═══ DATA TO USE ═══

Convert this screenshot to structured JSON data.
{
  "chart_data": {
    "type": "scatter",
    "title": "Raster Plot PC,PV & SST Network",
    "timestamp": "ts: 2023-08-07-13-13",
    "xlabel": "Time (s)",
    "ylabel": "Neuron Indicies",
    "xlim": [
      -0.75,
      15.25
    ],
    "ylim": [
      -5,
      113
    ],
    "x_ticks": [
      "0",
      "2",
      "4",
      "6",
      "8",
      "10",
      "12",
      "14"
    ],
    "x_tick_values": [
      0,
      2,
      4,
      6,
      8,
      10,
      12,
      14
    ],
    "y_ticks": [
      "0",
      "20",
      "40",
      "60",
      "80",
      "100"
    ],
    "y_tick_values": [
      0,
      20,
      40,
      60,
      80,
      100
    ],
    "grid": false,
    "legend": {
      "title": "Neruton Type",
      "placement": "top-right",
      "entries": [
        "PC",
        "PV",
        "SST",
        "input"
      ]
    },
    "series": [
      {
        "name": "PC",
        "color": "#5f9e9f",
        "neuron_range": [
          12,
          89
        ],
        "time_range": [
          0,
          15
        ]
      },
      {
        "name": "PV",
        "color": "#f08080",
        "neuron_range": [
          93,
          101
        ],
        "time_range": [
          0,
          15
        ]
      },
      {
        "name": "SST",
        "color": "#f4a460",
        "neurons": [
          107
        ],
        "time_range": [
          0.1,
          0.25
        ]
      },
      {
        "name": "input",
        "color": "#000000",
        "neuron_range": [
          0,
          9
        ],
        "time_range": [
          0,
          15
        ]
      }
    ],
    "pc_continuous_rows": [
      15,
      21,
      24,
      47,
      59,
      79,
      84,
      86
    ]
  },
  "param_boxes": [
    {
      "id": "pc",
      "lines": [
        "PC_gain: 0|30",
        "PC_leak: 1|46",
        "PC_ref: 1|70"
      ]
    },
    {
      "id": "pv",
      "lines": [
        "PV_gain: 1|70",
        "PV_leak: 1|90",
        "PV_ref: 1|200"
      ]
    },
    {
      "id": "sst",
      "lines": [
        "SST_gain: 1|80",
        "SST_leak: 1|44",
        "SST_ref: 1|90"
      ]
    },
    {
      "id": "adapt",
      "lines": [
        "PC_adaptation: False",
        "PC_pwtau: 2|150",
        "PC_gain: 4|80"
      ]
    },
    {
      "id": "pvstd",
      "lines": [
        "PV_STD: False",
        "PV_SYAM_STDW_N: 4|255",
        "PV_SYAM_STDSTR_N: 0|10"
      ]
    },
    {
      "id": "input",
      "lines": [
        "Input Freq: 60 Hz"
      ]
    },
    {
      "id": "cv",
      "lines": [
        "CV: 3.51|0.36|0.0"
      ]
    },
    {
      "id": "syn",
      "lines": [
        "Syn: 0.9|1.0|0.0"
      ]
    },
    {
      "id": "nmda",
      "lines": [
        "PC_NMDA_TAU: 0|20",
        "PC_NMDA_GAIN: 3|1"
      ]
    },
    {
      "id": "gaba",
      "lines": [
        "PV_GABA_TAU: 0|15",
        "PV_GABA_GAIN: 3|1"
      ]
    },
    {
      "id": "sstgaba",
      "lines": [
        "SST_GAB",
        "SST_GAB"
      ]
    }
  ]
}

═══

◆ **TASK TO CARRY OUT**
Using the listing above, pull out all lines that hold the word "color".

◆ **PROBLEM SOLUTION**
        "color": "#5f9e9f",
        "color": "#f08080",
        "color": "#f4a460",
        "color": "#000000",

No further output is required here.